Set exercise: Copy all lines below exactly as written. Leave pictures out.

Supplied material:
····················

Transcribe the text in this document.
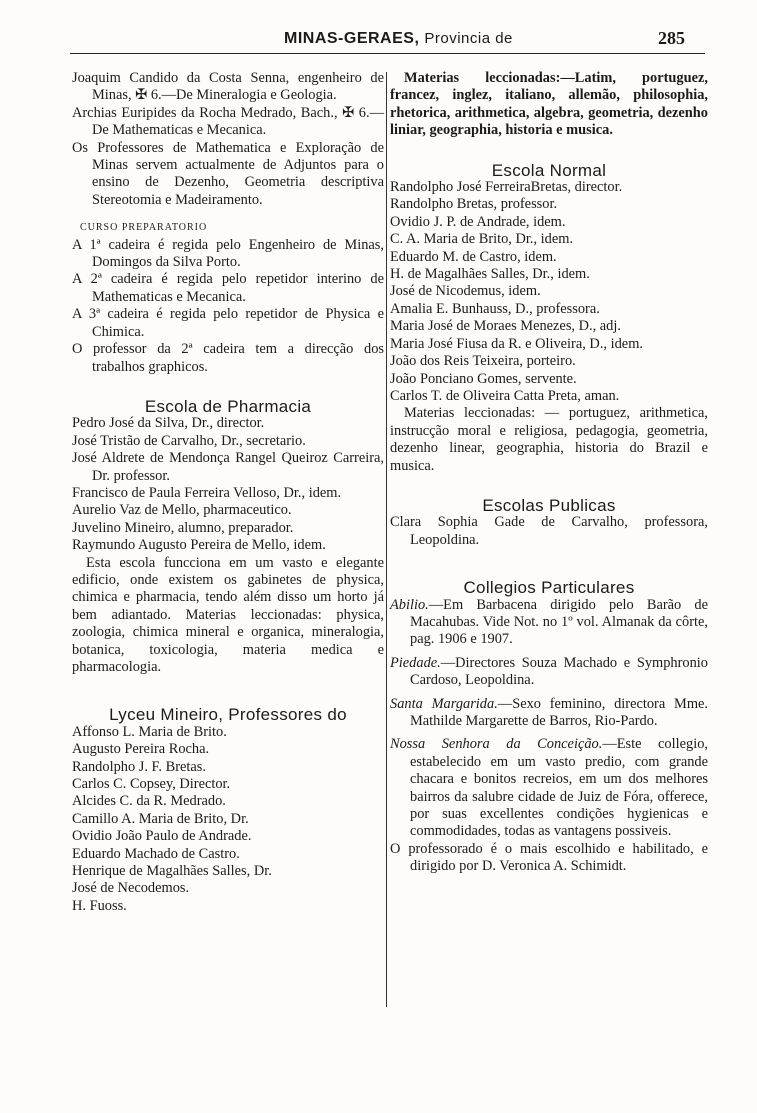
MINAS-GERAES, Provincia de	285

Joaquim Candido da Costa Senna, engenheiro de Minas, ✠ 6.—De Mineralogia e Geologia.

Archias Euripides da Rocha Medrado, Bach., ✠ 6.—De Mathematicas e Mecanica.

Os Professores de Mathematica e Exploração de Minas servem actualmente de Adjuntos para o ensino de Dezenho, Geometria descriptiva Stereotomia e Madeiramento.

CURSO PREPARATORIO

A 1ª cadeira é regida pelo Engenheiro de Minas, Domingos da Silva Porto.

A 2ª cadeira é regida pelo repetidor interino de Mathematicas e Mecanica.

A 3ª cadeira é regida pelo repetidor de Physica e Chimica.

O professor da 2ª cadeira tem a direcção dos trabalhos graphicos.

Escola de Pharmacia

Pedro José da Silva, Dr., director.

José Tristão de Carvalho, Dr., secretario.

José Aldrete de Mendonça Rangel Queiroz Carreira, Dr. professor.

Francisco de Paula Ferreira Velloso, Dr., idem.

Aurelio Vaz de Mello, pharmaceutico.

Juvelino Mineiro, alumno, preparador.

Raymundo Augusto Pereira de Mello, idem.

Esta escola funcciona em um vasto e elegante edificio, onde existem os gabinetes de physica, chimica e pharmacia, tendo além disso um horto já bem adiantado. Materias leccionadas: physica, zoologia, chimica mineral e organica, mineralogia, botanica, toxicologia, materia medica e pharmacologia.

Lyceu Mineiro, Professores do

Affonso L. Maria de Brito.

Augusto Pereira Rocha.

Randolpho J. F. Bretas.

Carlos C. Copsey, Director.

Alcides C. da R. Medrado.

Camillo A. Maria de Brito, Dr.

Ovidio João Paulo de Andrade.

Eduardo Machado de Castro.

Henrique de Magalhães Salles, Dr.

José de Necodemos.

H. Fuoss.

Materias leccionadas:—Latim, portuguez, francez, inglez, italiano, allemão, philosophia, rhetorica, arithmetica, algebra, geometria, dezenho liniar, geographia, historia e musica.

Escola Normal

Randolpho José FerreiraBretas, director.

Randolpho Bretas, professor.

Ovidio J. P. de Andrade, idem.

C. A. Maria de Brito, Dr., idem.

Eduardo M. de Castro, idem.

H. de Magalhães Salles, Dr., idem.

José de Nicodemus, idem.

Amalia E. Bunhauss, D., professora.

Maria José de Moraes Menezes, D., adj.

Maria José Fiusa da R. e Oliveira, D., idem.

João dos Reis Teixeira, porteiro.

João Ponciano Gomes, servente.

Carlos T. de Oliveira Catta Preta, aman.

Materias leccionadas: — portuguez, arithmetica, instrucção moral e religiosa, pedagogia, geometria, dezenho linear, geographia, historia do Brazil e musica.

Escolas Publicas

Clara Sophia Gade de Carvalho, professora, Leopoldina.

Collegios Particulares

Abilio.—Em Barbacena dirigido pelo Barão de Macahubas. Vide Not. no 1º vol. Almanak da côrte, pag. 1906 e 1907.

Piedade.—Directores Souza Machado e Symphronio Cardoso, Leopoldina.

Santa Margarida.—Sexo feminino, directora Mme. Mathilde Margarette de Barros, Rio-Pardo.

Nossa Senhora da Conceição.—Este collegio, estabelecido em um vasto predio, com grande chacara e bonitos recreios, em um dos melhores bairros da salubre cidade de Juiz de Fóra, offerece, por suas excellentes condições hygienicas e commodidades, todas as vantagens possiveis.

O professorado é o mais escolhido e habilitado, e dirigido por D. Veronica A. Schimidt.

····················

Solution below:
Transcribe the text in this document.
MINAS-GERAES, Provincia de	285

Joaquim Candido da Costa Senna, engenheiro de Minas, ✠ 6.—De Mineralogia e Geologia.

Archias Euripides da Rocha Medrado, Bach., ✠ 6.—De Mathematicas e Mecanica.

Os Professores de Mathematica e Exploração de Minas servem actualmente de Adjuntos para o ensino de Dezenho, Geometria descriptiva Stereotomia e Madeiramento.

CURSO PREPARATORIO

A 1ª cadeira é regida pelo Engenheiro de Minas, Domingos da Silva Porto.

A 2ª cadeira é regida pelo repetidor interino de Mathematicas e Mecanica.

A 3ª cadeira é regida pelo repetidor de Physica e Chimica.

O professor da 2ª cadeira tem a direcção dos trabalhos graphicos.

Escola de Pharmacia

Pedro José da Silva, Dr., director.

José Tristão de Carvalho, Dr., secretario.

José Aldrete de Mendonça Rangel Queiroz Carreira, Dr. professor.

Francisco de Paula Ferreira Velloso, Dr., idem.

Aurelio Vaz de Mello, pharmaceutico.

Juvelino Mineiro, alumno, preparador.

Raymundo Augusto Pereira de Mello, idem.

Esta escola funcciona em um vasto e elegante edificio, onde existem os gabinetes de physica, chimica e pharmacia, tendo além disso um horto já bem adiantado. Materias leccionadas: physica, zoologia, chimica mineral e organica, mineralogia, botanica, toxicologia, materia medica e pharmacologia.

Lyceu Mineiro, Professores do

Affonso L. Maria de Brito.

Augusto Pereira Rocha.

Randolpho J. F. Bretas.

Carlos C. Copsey, Director.

Alcides C. da R. Medrado.

Camillo A. Maria de Brito, Dr.

Ovidio João Paulo de Andrade.

Eduardo Machado de Castro.

Henrique de Magalhães Salles, Dr.

José de Necodemos.

H. Fuoss.

Materias leccionadas:—Latim, portuguez, francez, inglez, italiano, allemão, philosophia, rhetorica, arithmetica, algebra, geometria, dezenho liniar, geographia, historia e musica.

Escola Normal

Randolpho José FerreiraBretas, director.

Randolpho Bretas, professor.

Ovidio J. P. de Andrade, idem.

C. A. Maria de Brito, Dr., idem.

Eduardo M. de Castro, idem.

H. de Magalhães Salles, Dr., idem.

José de Nicodemus, idem.

Amalia E. Bunhauss, D., professora.

Maria José de Moraes Menezes, D., adj.

Maria José Fiusa da R. e Oliveira, D., idem.

João dos Reis Teixeira, porteiro.

João Ponciano Gomes, servente.

Carlos T. de Oliveira Catta Preta, aman.

Materias leccionadas: — portuguez, arithmetica, instrucção moral e religiosa, pedagogia, geometria, dezenho linear, geographia, historia do Brazil e musica.

Escolas Publicas

Clara Sophia Gade de Carvalho, professora, Leopoldina.

Collegios Particulares

Abilio.—Em Barbacena dirigido pelo Barão de Macahubas. Vide Not. no 1º vol. Almanak da côrte, pag. 1906 e 1907.

Piedade.—Directores Souza Machado e Symphronio Cardoso, Leopoldina.

Santa Margarida.—Sexo feminino, directora Mme. Mathilde Margarette de Barros, Rio-Pardo.

Nossa Senhora da Conceição.—Este collegio, estabelecido em um vasto predio, com grande chacara e bonitos recreios, em um dos melhores bairros da salubre cidade de Juiz de Fóra, offerece, por suas excellentes condições hygienicas e commodidades, todas as vantagens possiveis.

O professorado é o mais escolhido e habilitado, e dirigido por D. Veronica A. Schimidt.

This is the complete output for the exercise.